◆ **Exercise aim**:
Return all of the lines below exactly as they are.

━━ Dataset rows ━━

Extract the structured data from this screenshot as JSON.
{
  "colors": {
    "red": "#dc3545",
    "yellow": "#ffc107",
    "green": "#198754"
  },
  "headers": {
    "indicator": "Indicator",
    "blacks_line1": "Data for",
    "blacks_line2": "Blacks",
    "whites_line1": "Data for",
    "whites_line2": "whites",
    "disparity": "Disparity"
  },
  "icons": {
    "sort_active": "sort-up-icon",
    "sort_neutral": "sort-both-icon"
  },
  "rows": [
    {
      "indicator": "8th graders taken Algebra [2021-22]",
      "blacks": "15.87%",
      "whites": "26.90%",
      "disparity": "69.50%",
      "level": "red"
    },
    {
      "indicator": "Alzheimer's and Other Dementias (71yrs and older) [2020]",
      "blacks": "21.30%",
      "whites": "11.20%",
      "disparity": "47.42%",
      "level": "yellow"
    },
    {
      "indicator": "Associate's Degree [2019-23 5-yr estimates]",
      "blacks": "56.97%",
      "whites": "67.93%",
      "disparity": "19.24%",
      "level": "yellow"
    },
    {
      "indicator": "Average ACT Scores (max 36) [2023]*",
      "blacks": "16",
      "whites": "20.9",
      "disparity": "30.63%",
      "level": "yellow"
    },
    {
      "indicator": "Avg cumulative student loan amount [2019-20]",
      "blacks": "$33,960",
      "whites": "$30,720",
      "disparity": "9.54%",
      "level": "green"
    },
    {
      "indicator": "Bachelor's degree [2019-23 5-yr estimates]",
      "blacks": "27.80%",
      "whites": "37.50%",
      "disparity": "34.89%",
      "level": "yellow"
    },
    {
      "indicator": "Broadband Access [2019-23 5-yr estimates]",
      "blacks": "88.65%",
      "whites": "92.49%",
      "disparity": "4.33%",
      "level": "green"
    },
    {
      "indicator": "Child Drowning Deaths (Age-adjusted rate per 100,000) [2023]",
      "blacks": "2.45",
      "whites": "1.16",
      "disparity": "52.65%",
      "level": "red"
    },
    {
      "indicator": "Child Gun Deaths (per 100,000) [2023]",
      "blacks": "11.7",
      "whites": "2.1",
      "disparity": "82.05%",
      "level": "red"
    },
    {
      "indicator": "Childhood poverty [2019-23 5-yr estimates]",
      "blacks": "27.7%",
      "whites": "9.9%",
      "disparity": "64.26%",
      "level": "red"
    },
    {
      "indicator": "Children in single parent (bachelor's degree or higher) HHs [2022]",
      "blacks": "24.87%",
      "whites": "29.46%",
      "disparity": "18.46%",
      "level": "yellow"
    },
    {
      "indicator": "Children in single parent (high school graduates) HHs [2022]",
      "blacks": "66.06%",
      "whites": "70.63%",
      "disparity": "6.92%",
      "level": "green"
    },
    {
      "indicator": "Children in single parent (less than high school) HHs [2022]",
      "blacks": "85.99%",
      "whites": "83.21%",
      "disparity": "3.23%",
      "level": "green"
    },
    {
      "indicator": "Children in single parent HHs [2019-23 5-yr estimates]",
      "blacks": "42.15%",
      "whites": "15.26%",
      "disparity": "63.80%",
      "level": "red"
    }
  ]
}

━━━

◆ **Final result**:
Extract the structured data from this screenshot as JSON.
{
  "colors": {
    "red": "#dc3545",
    "yellow": "#ffc107",
    "green": "#198754"
  },
  "headers": {
    "indicator": "Indicator",
    "blacks_line1": "Data for",
    "blacks_line2": "Blacks",
    "whites_line1": "Data for",
    "whites_line2": "whites",
    "disparity": "Disparity"
  },
  "icons": {
    "sort_active": "sort-up-icon",
    "sort_neutral": "sort-both-icon"
  },
  "rows": [
    {
      "indicator": "8th graders taken Algebra [2021-22]",
      "blacks": "15.87%",
      "whites": "26.90%",
      "disparity": "69.50%",
      "level": "red"
    },
    {
      "indicator": "Alzheimer's and Other Dementias (71yrs and older) [2020]",
      "blacks": "21.30%",
      "whites": "11.20%",
      "disparity": "47.42%",
      "level": "yellow"
    },
    {
      "indicator": "Associate's Degree [2019-23 5-yr estimates]",
      "blacks": "56.97%",
      "whites": "67.93%",
      "disparity": "19.24%",
      "level": "yellow"
    },
    {
      "indicator": "Average ACT Scores (max 36) [2023]*",
      "blacks": "16",
      "whites": "20.9",
      "disparity": "30.63%",
      "level": "yellow"
    },
    {
      "indicator": "Avg cumulative student loan amount [2019-20]",
      "blacks": "$33,960",
      "whites": "$30,720",
      "disparity": "9.54%",
      "level": "green"
    },
    {
      "indicator": "Bachelor's degree [2019-23 5-yr estimates]",
      "blacks": "27.80%",
      "whites": "37.50%",
      "disparity": "34.89%",
      "level": "yellow"
    },
    {
      "indicator": "Broadband Access [2019-23 5-yr estimates]",
      "blacks": "88.65%",
      "whites": "92.49%",
      "disparity": "4.33%",
      "level": "green"
    },
    {
      "indicator": "Child Drowning Deaths (Age-adjusted rate per 100,000) [2023]",
      "blacks": "2.45",
      "whites": "1.16",
      "disparity": "52.65%",
      "level": "red"
    },
    {
      "indicator": "Child Gun Deaths (per 100,000) [2023]",
      "blacks": "11.7",
      "whites": "2.1",
      "disparity": "82.05%",
      "level": "red"
    },
    {
      "indicator": "Childhood poverty [2019-23 5-yr estimates]",
      "blacks": "27.7%",
      "whites": "9.9%",
      "disparity": "64.26%",
      "level": "red"
    },
    {
      "indicator": "Children in single parent (bachelor's degree or higher) HHs [2022]",
      "blacks": "24.87%",
      "whites": "29.46%",
      "disparity": "18.46%",
      "level": "yellow"
    },
    {
      "indicator": "Children in single parent (high school graduates) HHs [2022]",
      "blacks": "66.06%",
      "whites": "70.63%",
      "disparity": "6.92%",
      "level": "green"
    },
    {
      "indicator": "Children in single parent (less than high school) HHs [2022]",
      "blacks": "85.99%",
      "whites": "83.21%",
      "disparity": "3.23%",
      "level": "green"
    },
    {
      "indicator": "Children in single parent HHs [2019-23 5-yr estimates]",
      "blacks": "42.15%",
      "whites": "15.26%",
      "disparity": "63.80%",
      "level": "red"
    }
  ]
}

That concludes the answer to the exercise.